[[ SUPPLIED DATA open ]]
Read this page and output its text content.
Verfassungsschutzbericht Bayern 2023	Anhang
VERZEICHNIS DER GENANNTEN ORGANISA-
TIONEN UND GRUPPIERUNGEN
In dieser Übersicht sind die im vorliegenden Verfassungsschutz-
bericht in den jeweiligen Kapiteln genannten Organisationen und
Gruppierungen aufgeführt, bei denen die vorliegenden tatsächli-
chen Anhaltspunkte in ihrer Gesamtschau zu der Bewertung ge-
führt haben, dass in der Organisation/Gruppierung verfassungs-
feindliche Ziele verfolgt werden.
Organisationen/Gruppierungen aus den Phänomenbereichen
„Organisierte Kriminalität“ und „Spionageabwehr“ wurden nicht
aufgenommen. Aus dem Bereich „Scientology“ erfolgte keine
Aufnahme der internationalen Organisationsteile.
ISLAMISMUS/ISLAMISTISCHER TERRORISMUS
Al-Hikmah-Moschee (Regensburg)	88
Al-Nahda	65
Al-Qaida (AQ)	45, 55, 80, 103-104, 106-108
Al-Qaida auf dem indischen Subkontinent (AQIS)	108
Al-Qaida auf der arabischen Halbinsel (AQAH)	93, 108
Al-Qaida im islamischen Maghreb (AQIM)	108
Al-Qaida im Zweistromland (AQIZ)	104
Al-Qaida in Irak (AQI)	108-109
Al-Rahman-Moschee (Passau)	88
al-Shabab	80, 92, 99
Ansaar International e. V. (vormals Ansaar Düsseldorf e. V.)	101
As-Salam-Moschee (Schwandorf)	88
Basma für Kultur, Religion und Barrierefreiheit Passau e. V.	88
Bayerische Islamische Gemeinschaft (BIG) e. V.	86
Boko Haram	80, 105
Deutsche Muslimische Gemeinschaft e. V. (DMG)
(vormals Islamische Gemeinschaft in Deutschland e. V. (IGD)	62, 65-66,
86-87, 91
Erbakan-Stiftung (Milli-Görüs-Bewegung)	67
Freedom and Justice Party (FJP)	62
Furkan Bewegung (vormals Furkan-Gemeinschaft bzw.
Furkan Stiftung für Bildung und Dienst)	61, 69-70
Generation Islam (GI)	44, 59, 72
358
[[ SUPPLIED DATA closed ]]
REQUIRED ACTION: Present each line from the listing that holds the string "Passau".

YOUR RESPONSE:
Al-Rahman-Moschee (Passau)	88
Basma für Kultur, Religion und Barrierefreiheit Passau e. V.	88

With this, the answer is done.